WHAT YOU SHOULD DO: Leave the pictures out, and retype all of the material exactly as written.

Source data:
********************

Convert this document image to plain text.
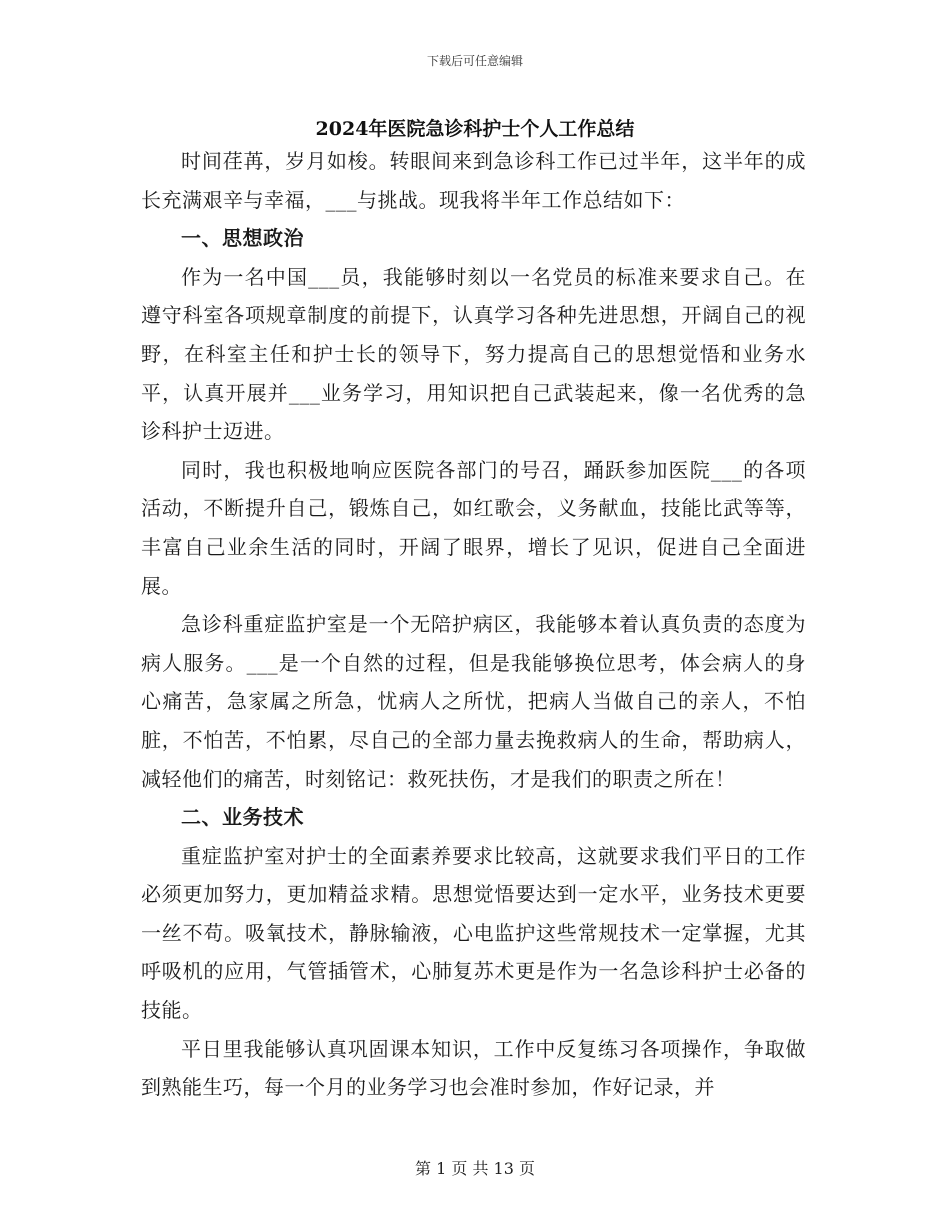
下载后可任意编辑
2024年医院急诊科护士个人工作总结

时间荏苒，岁月如梭。转眼间来到急诊科工作已过半年，这半年的成长充满艰辛与幸福，___与挑战。现我将半年工作总结如下：

一、思想政治

作为一名中国___员，我能够时刻以一名党员的标准来要求自己。在遵守科室各项规章制度的前提下，认真学习各种先进思想，开阔自己的视野，在科室主任和护士长的领导下，努力提高自己的思想觉悟和业务水平，认真开展并___业务学习，用知识把自己武装起来，像一名优秀的急诊科护士迈进。

同时，我也积极地响应医院各部门的号召，踊跃参加医院___的各项活动，不断提升自己，锻炼自己，如红歌会，义务献血，技能比武等等，丰富自己业余生活的同时，开阔了眼界，增长了见识，促进自己全面进展。

急诊科重症监护室是一个无陪护病区，我能够本着认真负责的态度为病人服务。___是一个自然的过程，但是我能够换位思考，体会病人的身心痛苦，急家属之所急，忧病人之所忧，把病人当做自己的亲人，不怕脏，不怕苦，不怕累，尽自己的全部力量去挽救病人的生命，帮助病人，减轻他们的痛苦，时刻铭记：救死扶伤，才是我们的职责之所在！

二、业务技术

重症监护室对护士的全面素养要求比较高，这就要求我们平日的工作必须更加努力，更加精益求精。思想觉悟要达到一定水平，业务技术更要一丝不苟。吸氧技术，静脉输液，心电监护这些常规技术一定掌握，尤其呼吸机的应用，气管插管术，心肺复苏术更是作为一名急诊科护士必备的技能。

平日里我能够认真巩固课本知识，工作中反复练习各项操作，争取做到熟能生巧，每一个月的业务学习也会准时参加，作好记录，并

第 1 页 共 13 页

********************

SOLUTION:
Convert this document image to plain text.
下载后可任意编辑
2024年医院急诊科护士个人工作总结

时间荏苒，岁月如梭。转眼间来到急诊科工作已过半年，这半年的成长充满艰辛与幸福，___与挑战。现我将半年工作总结如下：

一、思想政治

作为一名中国___员，我能够时刻以一名党员的标准来要求自己。在遵守科室各项规章制度的前提下，认真学习各种先进思想，开阔自己的视野，在科室主任和护士长的领导下，努力提高自己的思想觉悟和业务水平，认真开展并___业务学习，用知识把自己武装起来，像一名优秀的急诊科护士迈进。

同时，我也积极地响应医院各部门的号召，踊跃参加医院___的各项活动，不断提升自己，锻炼自己，如红歌会，义务献血，技能比武等等，丰富自己业余生活的同时，开阔了眼界，增长了见识，促进自己全面进展。

急诊科重症监护室是一个无陪护病区，我能够本着认真负责的态度为病人服务。___是一个自然的过程，但是我能够换位思考，体会病人的身心痛苦，急家属之所急，忧病人之所忧，把病人当做自己的亲人，不怕脏，不怕苦，不怕累，尽自己的全部力量去挽救病人的生命，帮助病人，减轻他们的痛苦，时刻铭记：救死扶伤，才是我们的职责之所在！

二、业务技术

重症监护室对护士的全面素养要求比较高，这就要求我们平日的工作必须更加努力，更加精益求精。思想觉悟要达到一定水平，业务技术更要一丝不苟。吸氧技术，静脉输液，心电监护这些常规技术一定掌握，尤其呼吸机的应用，气管插管术，心肺复苏术更是作为一名急诊科护士必备的技能。

平日里我能够认真巩固课本知识，工作中反复练习各项操作，争取做到熟能生巧，每一个月的业务学习也会准时参加，作好记录，并

第 1 页 共 13 页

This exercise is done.